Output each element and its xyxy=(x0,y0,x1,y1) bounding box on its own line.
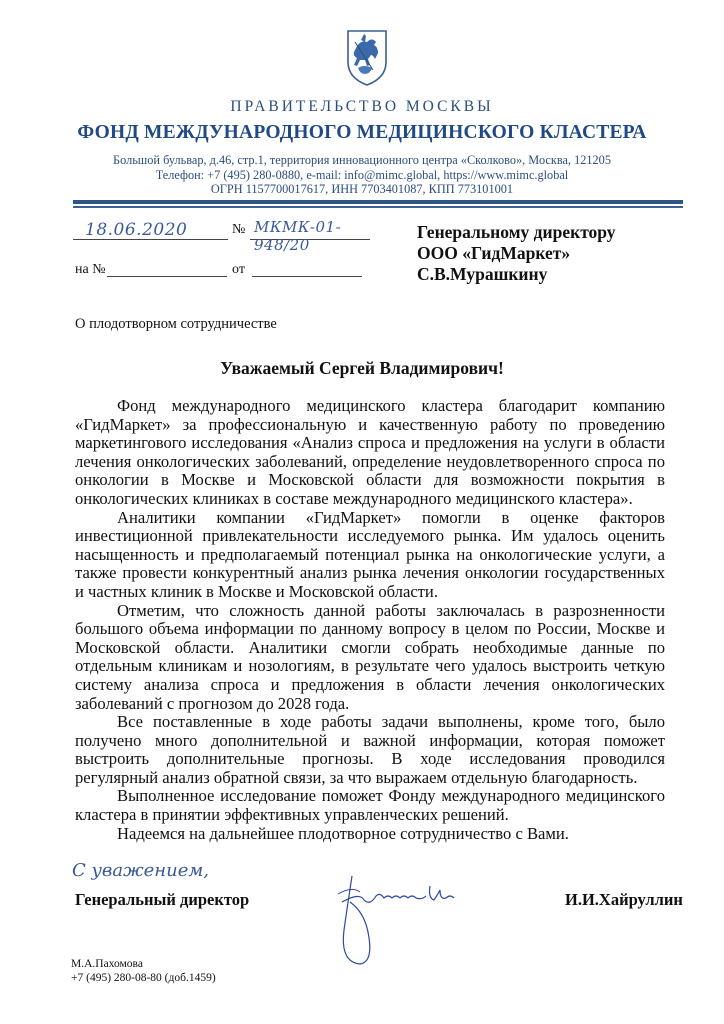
signer-name: И.И.Хайруллин xyxy=(565,890,683,909)
handwritten-signature-icon xyxy=(330,872,500,972)
letter-subject: О плодотворном сотрудничестве xyxy=(75,316,277,332)
organization-name: ФОНД МЕЖДУНАРОДНОГО МЕДИЦИНСКОГО КЛАСТЕРА xyxy=(77,122,647,143)
recipient-block xyxy=(417,222,616,285)
signer-title: Генеральный директор xyxy=(75,890,250,909)
outgoing-number: МКМК-01-948/20 xyxy=(250,218,370,240)
organization-phone-email: Телефон: +7 (495) 280-0880, e-mail: info@mimc.global, https://www.mimc.global xyxy=(155,167,569,182)
number-label: № xyxy=(232,222,246,237)
paragraph: Надеемся на дальнейшее плодотворное сотрудничество с Вами. xyxy=(117,823,569,843)
reply-to-number-field xyxy=(107,262,227,277)
paragraph: Аналитики компании «ГидМаркет» помогли в оценке факторов инвестиционной привлекательности исследуемого рынка. Им удалось оценить насыщенность и предполагаемый потенциал рынка на онкологические услуги, а также провести конкурентный анализ рынка лечения онкологии государственных и частных клиник в Москве и Московской области. xyxy=(75,507,665,601)
executor-name: М.А.Пахомова xyxy=(71,958,143,970)
reply-to-date-field xyxy=(252,262,362,277)
letterhead-divider-thick xyxy=(73,200,683,204)
organization-address: Большой бульвар, д.46, стр.1, территория инновационного центра «Сколково», Москва, 121205 xyxy=(113,153,611,167)
recipient-name: С.В.Мурашкину xyxy=(417,264,548,284)
greeting: Уважаемый Сергей Владимирович! xyxy=(220,358,504,378)
paragraph: Все поставленные в ходе работы задачи выполнены, кроме того, было получено много дополнительной и важной информации, которая поможет выстроить дополнительные прогнозы. В ходе исследования проводился регулярный анализ обратной связи, за что выражаем отдельную благодарность. xyxy=(75,712,665,787)
recipient-position: Генеральному директору xyxy=(417,222,616,242)
paragraph: Выполненное исследование поможет Фонду международного медицинского кластера в принятии эффективных управленческих решений. xyxy=(75,786,665,825)
executor-block xyxy=(71,957,216,985)
moscow-coat-of-arms-icon xyxy=(345,28,389,88)
outgoing-date: 18.06.2020 xyxy=(73,220,228,240)
organization-contacts xyxy=(0,153,724,197)
letter-body xyxy=(75,397,665,843)
from-label: от xyxy=(232,262,245,277)
reply-to-label: на № xyxy=(75,262,106,277)
paragraph: Отметим, что сложность данной работы заключалась в разрозненности большого объема информации по данному вопросу в целом по России, Москве и Московской области. Аналитики смогли собрать необходимые данные по отдельным клиникам и нозологиям, в результате чего удалось выстроить четкую систему анализа спроса и предложения в области лечения онкологических заболеваний с прогнозом до 2028 года. xyxy=(75,600,665,713)
organization-registration: ОГРН 1157700017617, ИНН 7703401087, КПП 773101001 xyxy=(210,182,514,196)
recipient-company: ООО «ГидМаркет» xyxy=(417,243,571,263)
letterhead-divider-thin xyxy=(73,206,683,208)
handwritten-closing: С уважением, xyxy=(72,860,210,881)
paragraph: Фонд международного медицинского кластера благодарит компанию «ГидМаркет» за профессиональную и качественную работу по проведению маркетингового исследования «Анализ спроса и предложения на услуги в области лечения онкологических заболеваний, определение неудовлетворенного спроса по онкологии в Москве и Московской области для возможности покрытия в онкологических клиниках в составе международного медицинского кластера». xyxy=(75,396,665,508)
executor-phone: +7 (495) 280-08-80 (доб.1459) xyxy=(71,972,216,984)
government-title: ПРАВИТЕЛЬСТВО МОСКВЫ xyxy=(230,98,494,115)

▶ WHAT TO WORK ON
Could you copy every line of the data above verbatim, leaving out any pictures?

▶ EXPECTED ANSWER
Output each element and its xyxy=(x0,y0,x1,y1) bounding box on its own line.
signer-name: И.И.Хайруллин xyxy=(565,890,683,909)
handwritten-signature-icon xyxy=(330,872,500,972)
letter-subject: О плодотворном сотрудничестве xyxy=(75,316,277,332)
organization-name: ФОНД МЕЖДУНАРОДНОГО МЕДИЦИНСКОГО КЛАСТЕРА xyxy=(77,122,647,143)
recipient-block xyxy=(417,222,616,285)
signer-title: Генеральный директор xyxy=(75,890,250,909)
outgoing-number: МКМК-01-948/20 xyxy=(250,218,370,240)
organization-phone-email: Телефон: +7 (495) 280-0880, e-mail: info@mimc.global, https://www.mimc.global xyxy=(155,167,569,182)
number-label: № xyxy=(232,222,246,237)
paragraph: Надеемся на дальнейшее плодотворное сотрудничество с Вами. xyxy=(117,823,569,843)
reply-to-number-field xyxy=(107,262,227,277)
paragraph: Аналитики компании «ГидМаркет» помогли в оценке факторов инвестиционной привлекательности исследуемого рынка. Им удалось оценить насыщенность и предполагаемый потенциал рынка на онкологические услуги, а также провести конкурентный анализ рынка лечения онкологии государственных и частных клиник в Москве и Московской области. xyxy=(75,507,665,601)
executor-name: М.А.Пахомова xyxy=(71,958,143,970)
reply-to-date-field xyxy=(252,262,362,277)
letterhead-divider-thick xyxy=(73,200,683,204)
organization-address: Большой бульвар, д.46, стр.1, территория инновационного центра «Сколково», Москва, 121205 xyxy=(113,153,611,167)
recipient-name: С.В.Мурашкину xyxy=(417,264,548,284)
greeting: Уважаемый Сергей Владимирович! xyxy=(220,358,504,378)
paragraph: Все поставленные в ходе работы задачи выполнены, кроме того, было получено много дополнительной и важной информации, которая поможет выстроить дополнительные прогнозы. В ходе исследования проводился регулярный анализ обратной связи, за что выражаем отдельную благодарность. xyxy=(75,712,665,787)
recipient-position: Генеральному директору xyxy=(417,222,616,242)
paragraph: Выполненное исследование поможет Фонду международного медицинского кластера в принятии эффективных управленческих решений. xyxy=(75,786,665,825)
executor-block xyxy=(71,957,216,985)
moscow-coat-of-arms-icon xyxy=(345,28,389,88)
outgoing-date: 18.06.2020 xyxy=(73,220,228,240)
organization-contacts xyxy=(0,153,724,197)
letter-body xyxy=(75,397,665,843)
from-label: от xyxy=(232,262,245,277)
reply-to-label: на № xyxy=(75,262,106,277)
paragraph: Отметим, что сложность данной работы заключалась в разрозненности большого объема информации по данному вопросу в целом по России, Москве и Московской области. Аналитики смогли собрать необходимые данные по отдельным клиникам и нозологиям, в результате чего удалось выстроить четкую систему анализа спроса и предложения в области лечения онкологических заболеваний с прогнозом до 2028 года. xyxy=(75,600,665,713)
organization-registration: ОГРН 1157700017617, ИНН 7703401087, КПП 773101001 xyxy=(210,182,514,196)
recipient-company: ООО «ГидМаркет» xyxy=(417,243,571,263)
letterhead-divider-thin xyxy=(73,206,683,208)
handwritten-closing: С уважением, xyxy=(72,860,210,881)
paragraph: Фонд международного медицинского кластера благодарит компанию «ГидМаркет» за профессиональную и качественную работу по проведению маркетингового исследования «Анализ спроса и предложения на услуги в области лечения онкологических заболеваний, определение неудовлетворенного спроса по онкологии в Москве и Московской области для возможности покрытия в онкологических клиниках в составе международного медицинского кластера». xyxy=(75,396,665,508)
executor-phone: +7 (495) 280-08-80 (доб.1459) xyxy=(71,972,216,984)
government-title: ПРАВИТЕЛЬСТВО МОСКВЫ xyxy=(230,98,494,115)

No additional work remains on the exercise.